──────── AVAILABLE RECORDS ────────

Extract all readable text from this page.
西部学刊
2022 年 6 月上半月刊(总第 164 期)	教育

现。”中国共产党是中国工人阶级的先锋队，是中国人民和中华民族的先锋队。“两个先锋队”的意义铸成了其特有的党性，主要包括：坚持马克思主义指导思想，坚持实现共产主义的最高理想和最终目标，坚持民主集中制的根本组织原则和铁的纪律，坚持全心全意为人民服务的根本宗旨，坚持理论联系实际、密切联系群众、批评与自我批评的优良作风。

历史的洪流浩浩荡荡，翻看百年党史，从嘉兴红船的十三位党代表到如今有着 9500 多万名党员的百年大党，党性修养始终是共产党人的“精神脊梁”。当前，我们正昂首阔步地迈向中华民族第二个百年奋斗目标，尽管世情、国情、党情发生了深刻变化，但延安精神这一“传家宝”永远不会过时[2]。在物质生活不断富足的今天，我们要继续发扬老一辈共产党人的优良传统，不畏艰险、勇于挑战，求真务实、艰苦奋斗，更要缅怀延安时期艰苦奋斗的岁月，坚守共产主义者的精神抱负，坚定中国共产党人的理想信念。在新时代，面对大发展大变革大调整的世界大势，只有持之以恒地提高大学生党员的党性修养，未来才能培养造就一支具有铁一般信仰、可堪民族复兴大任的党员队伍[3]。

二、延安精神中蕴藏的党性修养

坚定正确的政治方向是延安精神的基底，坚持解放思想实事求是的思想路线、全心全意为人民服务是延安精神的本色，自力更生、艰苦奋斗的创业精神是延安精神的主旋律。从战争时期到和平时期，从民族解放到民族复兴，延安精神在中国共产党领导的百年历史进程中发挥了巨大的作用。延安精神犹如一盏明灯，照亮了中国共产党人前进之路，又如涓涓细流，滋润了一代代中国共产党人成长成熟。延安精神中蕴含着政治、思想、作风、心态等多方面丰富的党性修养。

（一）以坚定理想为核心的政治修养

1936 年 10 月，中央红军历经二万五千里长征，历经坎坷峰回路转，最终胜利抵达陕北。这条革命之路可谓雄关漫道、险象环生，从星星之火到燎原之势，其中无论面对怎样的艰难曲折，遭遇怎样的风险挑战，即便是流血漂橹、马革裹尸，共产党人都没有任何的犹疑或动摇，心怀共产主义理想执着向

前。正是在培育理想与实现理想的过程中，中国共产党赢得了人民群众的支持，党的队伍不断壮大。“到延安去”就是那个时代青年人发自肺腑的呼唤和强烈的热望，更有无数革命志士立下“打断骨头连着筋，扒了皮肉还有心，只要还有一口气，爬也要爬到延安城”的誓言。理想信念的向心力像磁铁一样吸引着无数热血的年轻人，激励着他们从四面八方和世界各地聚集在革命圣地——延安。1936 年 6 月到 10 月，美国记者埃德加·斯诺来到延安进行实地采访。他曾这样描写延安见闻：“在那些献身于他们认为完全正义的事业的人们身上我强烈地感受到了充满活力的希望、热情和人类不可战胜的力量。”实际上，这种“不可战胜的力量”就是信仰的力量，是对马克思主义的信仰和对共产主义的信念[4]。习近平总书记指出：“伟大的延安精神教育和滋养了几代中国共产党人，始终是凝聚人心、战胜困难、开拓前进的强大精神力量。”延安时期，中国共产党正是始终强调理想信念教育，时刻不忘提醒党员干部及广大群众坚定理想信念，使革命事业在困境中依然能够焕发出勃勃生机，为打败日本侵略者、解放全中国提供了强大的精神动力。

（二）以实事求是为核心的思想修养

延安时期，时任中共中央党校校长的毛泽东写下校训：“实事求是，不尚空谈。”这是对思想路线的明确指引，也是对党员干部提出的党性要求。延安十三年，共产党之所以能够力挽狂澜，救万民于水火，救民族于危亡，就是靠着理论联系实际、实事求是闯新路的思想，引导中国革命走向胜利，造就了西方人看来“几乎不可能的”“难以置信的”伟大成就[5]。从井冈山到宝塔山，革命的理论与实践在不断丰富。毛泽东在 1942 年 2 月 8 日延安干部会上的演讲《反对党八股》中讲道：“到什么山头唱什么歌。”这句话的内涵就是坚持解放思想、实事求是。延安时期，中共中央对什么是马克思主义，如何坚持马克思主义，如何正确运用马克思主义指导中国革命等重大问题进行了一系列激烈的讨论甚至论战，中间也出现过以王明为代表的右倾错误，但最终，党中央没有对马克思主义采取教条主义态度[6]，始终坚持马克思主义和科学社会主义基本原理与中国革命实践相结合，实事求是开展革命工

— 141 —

────────

GIVEN PROBLEM: Repeat every entry word for word.

TASK OUTPUT:
Extract all readable text from this page.
西部学刊
2022 年 6 月上半月刊(总第 164 期)	教育

现。”中国共产党是中国工人阶级的先锋队，是中国人民和中华民族的先锋队。“两个先锋队”的意义铸成了其特有的党性，主要包括：坚持马克思主义指导思想，坚持实现共产主义的最高理想和最终目标，坚持民主集中制的根本组织原则和铁的纪律，坚持全心全意为人民服务的根本宗旨，坚持理论联系实际、密切联系群众、批评与自我批评的优良作风。

历史的洪流浩浩荡荡，翻看百年党史，从嘉兴红船的十三位党代表到如今有着 9500 多万名党员的百年大党，党性修养始终是共产党人的“精神脊梁”。当前，我们正昂首阔步地迈向中华民族第二个百年奋斗目标，尽管世情、国情、党情发生了深刻变化，但延安精神这一“传家宝”永远不会过时[2]。在物质生活不断富足的今天，我们要继续发扬老一辈共产党人的优良传统，不畏艰险、勇于挑战，求真务实、艰苦奋斗，更要缅怀延安时期艰苦奋斗的岁月，坚守共产主义者的精神抱负，坚定中国共产党人的理想信念。在新时代，面对大发展大变革大调整的世界大势，只有持之以恒地提高大学生党员的党性修养，未来才能培养造就一支具有铁一般信仰、可堪民族复兴大任的党员队伍[3]。

二、延安精神中蕴藏的党性修养

坚定正确的政治方向是延安精神的基底，坚持解放思想实事求是的思想路线、全心全意为人民服务是延安精神的本色，自力更生、艰苦奋斗的创业精神是延安精神的主旋律。从战争时期到和平时期，从民族解放到民族复兴，延安精神在中国共产党领导的百年历史进程中发挥了巨大的作用。延安精神犹如一盏明灯，照亮了中国共产党人前进之路，又如涓涓细流，滋润了一代代中国共产党人成长成熟。延安精神中蕴含着政治、思想、作风、心态等多方面丰富的党性修养。

（一）以坚定理想为核心的政治修养

1936 年 10 月，中央红军历经二万五千里长征，历经坎坷峰回路转，最终胜利抵达陕北。这条革命之路可谓雄关漫道、险象环生，从星星之火到燎原之势，其中无论面对怎样的艰难曲折，遭遇怎样的风险挑战，即便是流血漂橹、马革裹尸，共产党人都没有任何的犹疑或动摇，心怀共产主义理想执着向

前。正是在培育理想与实现理想的过程中，中国共产党赢得了人民群众的支持，党的队伍不断壮大。“到延安去”就是那个时代青年人发自肺腑的呼唤和强烈的热望，更有无数革命志士立下“打断骨头连着筋，扒了皮肉还有心，只要还有一口气，爬也要爬到延安城”的誓言。理想信念的向心力像磁铁一样吸引着无数热血的年轻人，激励着他们从四面八方和世界各地聚集在革命圣地——延安。1936 年 6 月到 10 月，美国记者埃德加·斯诺来到延安进行实地采访。他曾这样描写延安见闻：“在那些献身于他们认为完全正义的事业的人们身上我强烈地感受到了充满活力的希望、热情和人类不可战胜的力量。”实际上，这种“不可战胜的力量”就是信仰的力量，是对马克思主义的信仰和对共产主义的信念[4]。习近平总书记指出：“伟大的延安精神教育和滋养了几代中国共产党人，始终是凝聚人心、战胜困难、开拓前进的强大精神力量。”延安时期，中国共产党正是始终强调理想信念教育，时刻不忘提醒党员干部及广大群众坚定理想信念，使革命事业在困境中依然能够焕发出勃勃生机，为打败日本侵略者、解放全中国提供了强大的精神动力。

（二）以实事求是为核心的思想修养

延安时期，时任中共中央党校校长的毛泽东写下校训：“实事求是，不尚空谈。”这是对思想路线的明确指引，也是对党员干部提出的党性要求。延安十三年，共产党之所以能够力挽狂澜，救万民于水火，救民族于危亡，就是靠着理论联系实际、实事求是闯新路的思想，引导中国革命走向胜利，造就了西方人看来“几乎不可能的”“难以置信的”伟大成就[5]。从井冈山到宝塔山，革命的理论与实践在不断丰富。毛泽东在 1942 年 2 月 8 日延安干部会上的演讲《反对党八股》中讲道：“到什么山头唱什么歌。”这句话的内涵就是坚持解放思想、实事求是。延安时期，中共中央对什么是马克思主义，如何坚持马克思主义，如何正确运用马克思主义指导中国革命等重大问题进行了一系列激烈的讨论甚至论战，中间也出现过以王明为代表的右倾错误，但最终，党中央没有对马克思主义采取教条主义态度[6]，始终坚持马克思主义和科学社会主义基本原理与中国革命实践相结合，实事求是开展革命工

— 141 —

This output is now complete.